--- GOAL ---
Extract all records. Keep each one exact.

--- RECORDS FOR THE EXERCISE ---
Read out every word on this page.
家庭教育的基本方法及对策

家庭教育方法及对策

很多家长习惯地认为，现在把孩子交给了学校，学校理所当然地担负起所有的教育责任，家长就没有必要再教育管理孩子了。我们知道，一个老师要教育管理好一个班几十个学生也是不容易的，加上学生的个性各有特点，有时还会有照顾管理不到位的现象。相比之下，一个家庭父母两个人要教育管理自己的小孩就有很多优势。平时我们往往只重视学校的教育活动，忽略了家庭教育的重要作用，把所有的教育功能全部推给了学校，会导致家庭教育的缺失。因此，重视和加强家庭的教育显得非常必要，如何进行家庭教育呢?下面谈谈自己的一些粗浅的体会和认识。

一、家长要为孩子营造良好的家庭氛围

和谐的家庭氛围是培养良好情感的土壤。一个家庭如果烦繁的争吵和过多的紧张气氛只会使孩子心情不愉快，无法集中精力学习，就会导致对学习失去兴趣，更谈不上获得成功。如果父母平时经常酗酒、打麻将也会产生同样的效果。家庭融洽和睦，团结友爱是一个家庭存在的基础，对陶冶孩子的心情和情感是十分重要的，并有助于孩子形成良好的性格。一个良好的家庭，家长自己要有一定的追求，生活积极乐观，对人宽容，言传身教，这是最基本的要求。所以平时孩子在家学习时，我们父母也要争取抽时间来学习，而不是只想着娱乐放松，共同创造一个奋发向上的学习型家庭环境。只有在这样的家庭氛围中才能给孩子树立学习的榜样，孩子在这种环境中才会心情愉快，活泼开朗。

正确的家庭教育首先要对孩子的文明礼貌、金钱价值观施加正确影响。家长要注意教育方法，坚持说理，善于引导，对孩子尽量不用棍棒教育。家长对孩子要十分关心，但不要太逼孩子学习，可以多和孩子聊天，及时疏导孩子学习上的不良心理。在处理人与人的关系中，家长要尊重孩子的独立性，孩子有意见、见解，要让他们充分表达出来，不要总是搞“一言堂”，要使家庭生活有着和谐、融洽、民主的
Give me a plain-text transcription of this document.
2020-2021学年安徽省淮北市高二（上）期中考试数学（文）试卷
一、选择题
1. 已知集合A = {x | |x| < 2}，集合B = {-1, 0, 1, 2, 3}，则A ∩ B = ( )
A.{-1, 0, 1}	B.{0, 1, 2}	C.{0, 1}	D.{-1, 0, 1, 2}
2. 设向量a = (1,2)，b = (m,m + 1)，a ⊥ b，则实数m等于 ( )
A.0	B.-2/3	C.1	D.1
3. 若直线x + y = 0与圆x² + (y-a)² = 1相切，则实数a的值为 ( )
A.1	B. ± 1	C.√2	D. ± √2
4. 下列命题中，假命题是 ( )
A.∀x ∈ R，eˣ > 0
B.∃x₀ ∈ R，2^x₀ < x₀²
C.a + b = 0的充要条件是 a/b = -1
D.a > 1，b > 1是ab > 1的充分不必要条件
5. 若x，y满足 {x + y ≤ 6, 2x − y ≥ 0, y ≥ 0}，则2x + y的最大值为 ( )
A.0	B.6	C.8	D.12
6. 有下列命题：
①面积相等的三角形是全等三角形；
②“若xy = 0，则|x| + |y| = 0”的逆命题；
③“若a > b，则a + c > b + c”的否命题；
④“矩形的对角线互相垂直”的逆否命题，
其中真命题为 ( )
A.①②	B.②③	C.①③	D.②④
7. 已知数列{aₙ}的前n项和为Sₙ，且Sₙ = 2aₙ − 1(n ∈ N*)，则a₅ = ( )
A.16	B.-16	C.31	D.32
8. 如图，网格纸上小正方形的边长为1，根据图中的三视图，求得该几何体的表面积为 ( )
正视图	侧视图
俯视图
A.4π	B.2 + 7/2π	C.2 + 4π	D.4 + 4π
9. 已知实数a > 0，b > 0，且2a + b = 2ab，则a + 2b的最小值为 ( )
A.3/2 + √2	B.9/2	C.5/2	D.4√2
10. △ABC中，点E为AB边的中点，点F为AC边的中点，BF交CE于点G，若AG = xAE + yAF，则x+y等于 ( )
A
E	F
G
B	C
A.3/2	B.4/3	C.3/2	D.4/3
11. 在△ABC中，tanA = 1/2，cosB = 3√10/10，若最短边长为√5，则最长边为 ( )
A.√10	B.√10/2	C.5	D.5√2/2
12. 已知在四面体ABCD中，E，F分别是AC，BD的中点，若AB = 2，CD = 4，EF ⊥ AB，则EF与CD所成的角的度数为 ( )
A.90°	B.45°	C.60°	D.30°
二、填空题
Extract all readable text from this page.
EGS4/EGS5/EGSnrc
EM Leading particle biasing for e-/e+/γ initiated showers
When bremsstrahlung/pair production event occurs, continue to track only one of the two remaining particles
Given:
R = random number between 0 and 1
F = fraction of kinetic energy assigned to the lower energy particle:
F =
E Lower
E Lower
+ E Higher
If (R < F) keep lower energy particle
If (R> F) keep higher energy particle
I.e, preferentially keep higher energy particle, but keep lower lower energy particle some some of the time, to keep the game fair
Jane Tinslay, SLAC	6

--- WRITTEN SOLUTION ---
Read out every word on this page.
家庭教育的基本方法及对策

家庭教育方法及对策

很多家长习惯地认为，现在把孩子交给了学校，学校理所当然地担负起所有的教育责任，家长就没有必要再教育管理孩子了。我们知道，一个老师要教育管理好一个班几十个学生也是不容易的，加上学生的个性各有特点，有时还会有照顾管理不到位的现象。相比之下，一个家庭父母两个人要教育管理自己的小孩就有很多优势。平时我们往往只重视学校的教育活动，忽略了家庭教育的重要作用，把所有的教育功能全部推给了学校，会导致家庭教育的缺失。因此，重视和加强家庭的教育显得非常必要，如何进行家庭教育呢?下面谈谈自己的一些粗浅的体会和认识。

一、家长要为孩子营造良好的家庭氛围

和谐的家庭氛围是培养良好情感的土壤。一个家庭如果烦繁的争吵和过多的紧张气氛只会使孩子心情不愉快，无法集中精力学习，就会导致对学习失去兴趣，更谈不上获得成功。如果父母平时经常酗酒、打麻将也会产生同样的效果。家庭融洽和睦，团结友爱是一个家庭存在的基础，对陶冶孩子的心情和情感是十分重要的，并有助于孩子形成良好的性格。一个良好的家庭，家长自己要有一定的追求，生活积极乐观，对人宽容，言传身教，这是最基本的要求。所以平时孩子在家学习时，我们父母也要争取抽时间来学习，而不是只想着娱乐放松，共同创造一个奋发向上的学习型家庭环境。只有在这样的家庭氛围中才能给孩子树立学习的榜样，孩子在这种环境中才会心情愉快，活泼开朗。

正确的家庭教育首先要对孩子的文明礼貌、金钱价值观施加正确影响。家长要注意教育方法，坚持说理，善于引导，对孩子尽量不用棍棒教育。家长对孩子要十分关心，但不要太逼孩子学习，可以多和孩子聊天，及时疏导孩子学习上的不良心理。在处理人与人的关系中，家长要尊重孩子的独立性，孩子有意见、见解，要让他们充分表达出来，不要总是搞“一言堂”，要使家庭生活有着和谐、融洽、民主的
Give me a plain-text transcription of this document.
2020-2021学年安徽省淮北市高二（上）期中考试数学（文）试卷
一、选择题
1. 已知集合A = {x | |x| < 2}，集合B = {-1, 0, 1, 2, 3}，则A ∩ B = ( )
A.{-1, 0, 1}	B.{0, 1, 2}	C.{0, 1}	D.{-1, 0, 1, 2}
2. 设向量a = (1,2)，b = (m,m + 1)，a ⊥ b，则实数m等于 ( )
A.0	B.-2/3	C.1	D.1
3. 若直线x + y = 0与圆x² + (y-a)² = 1相切，则实数a的值为 ( )
A.1	B. ± 1	C.√2	D. ± √2
4. 下列命题中，假命题是 ( )
A.∀x ∈ R，eˣ > 0
B.∃x₀ ∈ R，2^x₀ < x₀²
C.a + b = 0的充要条件是 a/b = -1
D.a > 1，b > 1是ab > 1的充分不必要条件
5. 若x，y满足 {x + y ≤ 6, 2x − y ≥ 0, y ≥ 0}，则2x + y的最大值为 ( )
A.0	B.6	C.8	D.12
6. 有下列命题：
①面积相等的三角形是全等三角形；
②“若xy = 0，则|x| + |y| = 0”的逆命题；
③“若a > b，则a + c > b + c”的否命题；
④“矩形的对角线互相垂直”的逆否命题，
其中真命题为 ( )
A.①②	B.②③	C.①③	D.②④
7. 已知数列{aₙ}的前n项和为Sₙ，且Sₙ = 2aₙ − 1(n ∈ N*)，则a₅ = ( )
A.16	B.-16	C.31	D.32
8. 如图，网格纸上小正方形的边长为1，根据图中的三视图，求得该几何体的表面积为 ( )
正视图	侧视图
俯视图
A.4π	B.2 + 7/2π	C.2 + 4π	D.4 + 4π
9. 已知实数a > 0，b > 0，且2a + b = 2ab，则a + 2b的最小值为 ( )
A.3/2 + √2	B.9/2	C.5/2	D.4√2
10. △ABC中，点E为AB边的中点，点F为AC边的中点，BF交CE于点G，若AG = xAE + yAF，则x+y等于 ( )
A
E	F
G
B	C
A.3/2	B.4/3	C.3/2	D.4/3
11. 在△ABC中，tanA = 1/2，cosB = 3√10/10，若最短边长为√5，则最长边为 ( )
A.√10	B.√10/2	C.5	D.5√2/2
12. 已知在四面体ABCD中，E，F分别是AC，BD的中点，若AB = 2，CD = 4，EF ⊥ AB，则EF与CD所成的角的度数为 ( )
A.90°	B.45°	C.60°	D.30°
二、填空题
Extract all readable text from this page.
EGS4/EGS5/EGSnrc
EM Leading particle biasing for e-/e+/γ initiated showers
When bremsstrahlung/pair production event occurs, continue to track only one of the two remaining particles
Given:
R = random number between 0 and 1
F = fraction of kinetic energy assigned to the lower energy particle:
F =
E Lower
E Lower
+ E Higher
If (R < F) keep lower energy particle
If (R> F) keep higher energy particle
I.e, preferentially keep higher energy particle, but keep lower lower energy particle some some of the time, to keep the game fair
Jane Tinslay, SLAC	6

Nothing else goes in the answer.